- Stated task A
In the records, can you rewrite the part that opens with the line containing "bms-gw-more: ... (556, 648, 666, 708)" and closes with the line containing "vm-gw-section: 网关侧 (730, 956, 1386, 1070)", replacing "kubelet" with "node-agent" and leaving everything else unchanged?

- Source text
# Second Week of Training



## rririe (Jan 21, 2010)

Today begins the second week of training for my new roller kit. I opened the gates to their small observation aviary. Six of the eleven birds came out to have a look around. I could force them out but feel it'd be better if they venture out on there own. The birds are so curious, they walk around and inspect and peck at everything from hinges to latches. They are so cool. No sign of hawks! In the evening there is a huge kit of red winged black birds that numbers at least 1500. They kit and maneuver and at any second change directions. It is a sight to see! In fact they are so loud, I almost need ear plugs! There are also hundreds of robins showing up at the same time. My fingers are crossed that it'll be safe enough to let my kit out in the next week or two.


----------



## Guest (Mar 7, 2010)

hey looks nice!!! keep up the good work.


----------



## rririe (Jan 21, 2010)

- Stated task B
Does each of these statements agree with the forum thread about training a roller kit? Answer yes or no for each, and quote the deciding words.
(i) Six of the birds came out when the gates were opened.
(ii) Hawks were seen near the aviary.
(iii) The evening kit of red winged black birds numbers about 500.

- Source data
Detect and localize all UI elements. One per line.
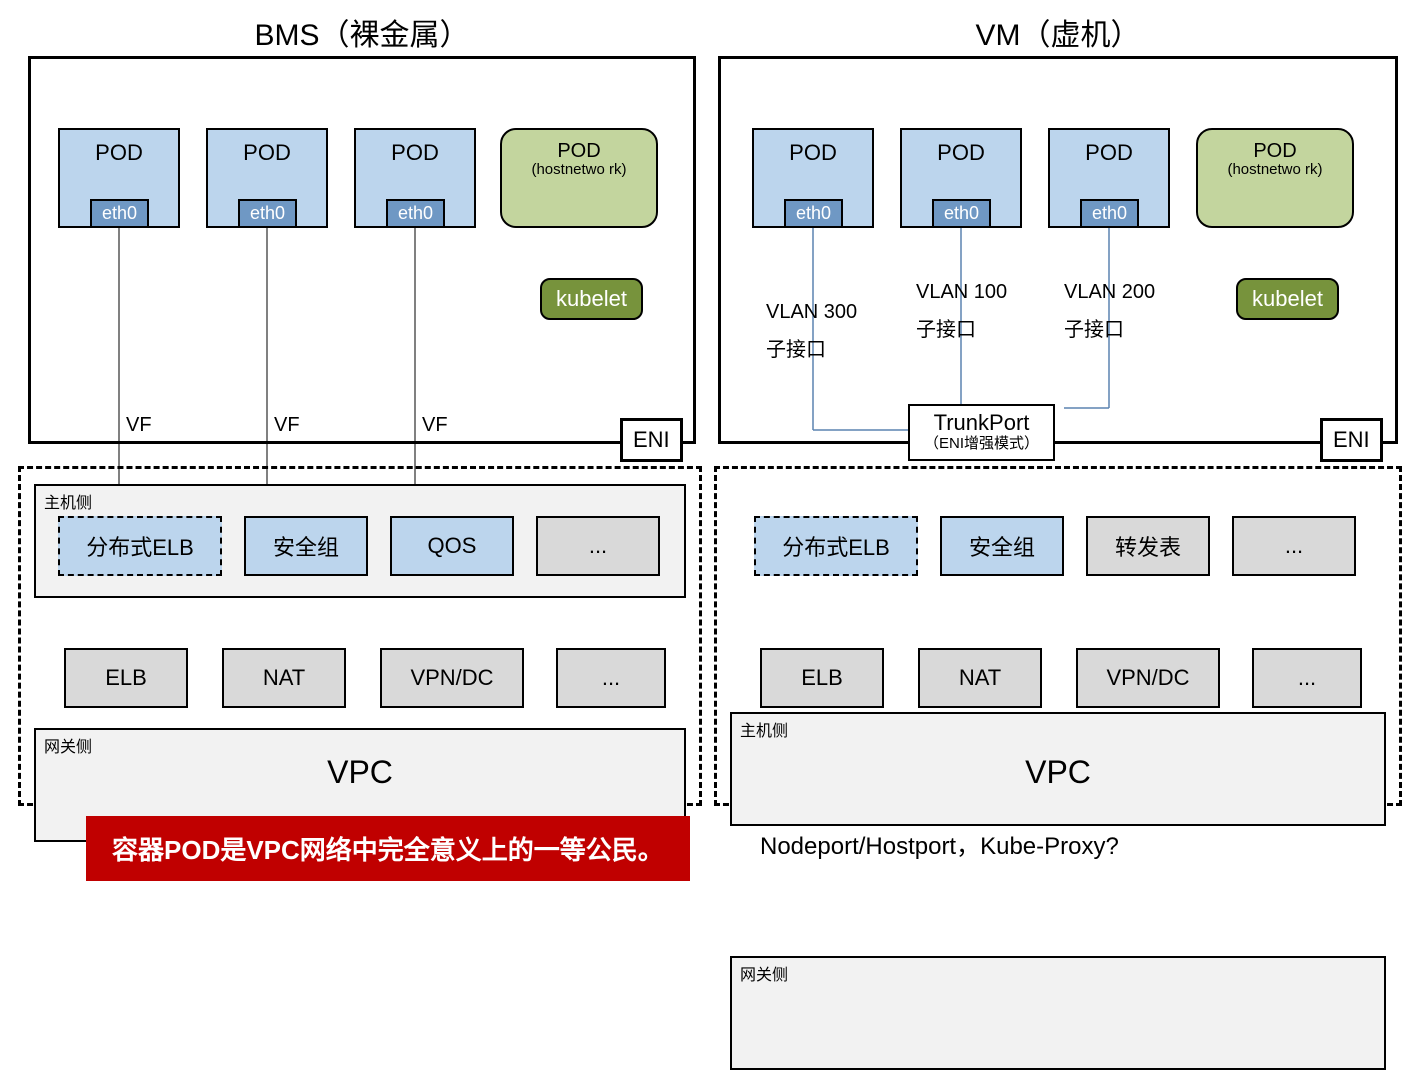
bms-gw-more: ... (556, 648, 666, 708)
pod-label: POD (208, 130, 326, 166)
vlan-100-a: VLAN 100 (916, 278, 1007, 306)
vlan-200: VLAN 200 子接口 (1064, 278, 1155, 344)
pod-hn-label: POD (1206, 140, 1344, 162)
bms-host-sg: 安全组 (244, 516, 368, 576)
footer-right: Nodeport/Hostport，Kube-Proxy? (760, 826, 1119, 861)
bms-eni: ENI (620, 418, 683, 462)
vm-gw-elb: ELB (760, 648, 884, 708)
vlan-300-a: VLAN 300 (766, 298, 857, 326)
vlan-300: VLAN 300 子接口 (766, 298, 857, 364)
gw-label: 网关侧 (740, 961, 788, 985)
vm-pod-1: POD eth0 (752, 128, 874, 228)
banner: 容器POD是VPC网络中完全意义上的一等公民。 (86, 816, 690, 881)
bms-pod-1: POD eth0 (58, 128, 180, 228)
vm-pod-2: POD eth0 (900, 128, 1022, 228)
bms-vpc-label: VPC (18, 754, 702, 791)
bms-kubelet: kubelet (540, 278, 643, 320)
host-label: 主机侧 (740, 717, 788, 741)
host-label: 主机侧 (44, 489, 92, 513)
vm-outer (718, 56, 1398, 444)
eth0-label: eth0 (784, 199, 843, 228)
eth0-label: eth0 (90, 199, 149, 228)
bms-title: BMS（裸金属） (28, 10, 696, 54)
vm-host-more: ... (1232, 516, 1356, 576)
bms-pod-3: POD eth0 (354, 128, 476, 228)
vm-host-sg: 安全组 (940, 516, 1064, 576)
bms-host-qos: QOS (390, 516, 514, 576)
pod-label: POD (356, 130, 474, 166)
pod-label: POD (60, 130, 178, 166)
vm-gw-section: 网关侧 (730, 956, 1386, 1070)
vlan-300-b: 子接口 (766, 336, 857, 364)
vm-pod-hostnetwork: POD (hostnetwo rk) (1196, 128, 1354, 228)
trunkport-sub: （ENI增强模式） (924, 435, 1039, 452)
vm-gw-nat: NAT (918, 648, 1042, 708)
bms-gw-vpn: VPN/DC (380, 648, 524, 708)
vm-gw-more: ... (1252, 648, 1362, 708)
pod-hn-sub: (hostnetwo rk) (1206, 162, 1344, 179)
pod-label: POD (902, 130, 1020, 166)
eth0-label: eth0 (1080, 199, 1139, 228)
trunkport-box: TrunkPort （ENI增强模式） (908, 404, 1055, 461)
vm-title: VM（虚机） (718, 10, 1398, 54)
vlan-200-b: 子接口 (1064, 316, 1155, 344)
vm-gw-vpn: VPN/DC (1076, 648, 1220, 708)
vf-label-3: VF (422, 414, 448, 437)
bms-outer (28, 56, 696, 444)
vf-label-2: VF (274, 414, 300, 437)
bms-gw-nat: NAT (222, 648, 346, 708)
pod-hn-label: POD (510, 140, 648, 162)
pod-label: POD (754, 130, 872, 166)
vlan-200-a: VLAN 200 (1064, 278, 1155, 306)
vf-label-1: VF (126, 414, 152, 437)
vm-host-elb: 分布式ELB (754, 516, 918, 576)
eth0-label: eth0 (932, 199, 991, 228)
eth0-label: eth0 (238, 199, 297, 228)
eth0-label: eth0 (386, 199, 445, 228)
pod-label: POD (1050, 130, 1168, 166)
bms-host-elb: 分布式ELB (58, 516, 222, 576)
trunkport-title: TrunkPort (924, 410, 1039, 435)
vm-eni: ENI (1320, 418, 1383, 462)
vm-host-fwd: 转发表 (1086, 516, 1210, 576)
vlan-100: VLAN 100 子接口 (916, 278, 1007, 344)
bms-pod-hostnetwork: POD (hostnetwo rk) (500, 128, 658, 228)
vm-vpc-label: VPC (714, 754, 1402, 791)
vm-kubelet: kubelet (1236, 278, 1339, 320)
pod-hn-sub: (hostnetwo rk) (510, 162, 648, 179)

- Worked solution A
bms-gw-more: ... (556, 648, 666, 708)
pod-label: POD (208, 130, 326, 166)
vlan-100-a: VLAN 100 (916, 278, 1007, 306)
vlan-200: VLAN 200 子接口 (1064, 278, 1155, 344)
pod-hn-label: POD (1206, 140, 1344, 162)
bms-host-sg: 安全组 (244, 516, 368, 576)
footer-right: Nodeport/Hostport，Kube-Proxy? (760, 826, 1119, 861)
bms-eni: ENI (620, 418, 683, 462)
vm-gw-elb: ELB (760, 648, 884, 708)
vlan-300-a: VLAN 300 (766, 298, 857, 326)
vlan-300: VLAN 300 子接口 (766, 298, 857, 364)
gw-label: 网关侧 (740, 961, 788, 985)
vm-pod-1: POD eth0 (752, 128, 874, 228)
banner: 容器POD是VPC网络中完全意义上的一等公民。 (86, 816, 690, 881)
bms-pod-1: POD eth0 (58, 128, 180, 228)
vm-pod-2: POD eth0 (900, 128, 1022, 228)
bms-vpc-label: VPC (18, 754, 702, 791)
bms-node-agent: node-agent (540, 278, 643, 320)
host-label: 主机侧 (740, 717, 788, 741)
host-label: 主机侧 (44, 489, 92, 513)
vm-outer (718, 56, 1398, 444)
eth0-label: eth0 (784, 199, 843, 228)
eth0-label: eth0 (90, 199, 149, 228)
bms-title: BMS（裸金属） (28, 10, 696, 54)
vm-host-more: ... (1232, 516, 1356, 576)
bms-pod-3: POD eth0 (354, 128, 476, 228)
vm-host-sg: 安全组 (940, 516, 1064, 576)
bms-host-qos: QOS (390, 516, 514, 576)
pod-label: POD (356, 130, 474, 166)
pod-label: POD (60, 130, 178, 166)
vm-gw-section: 网关侧 (730, 956, 1386, 1070)

- Worked solution B
(i) Yes: "Six of the eleven birds came out to have a look around."
(ii) No: "No sign of hawks!"
(iii) No: "numbers at least 1500"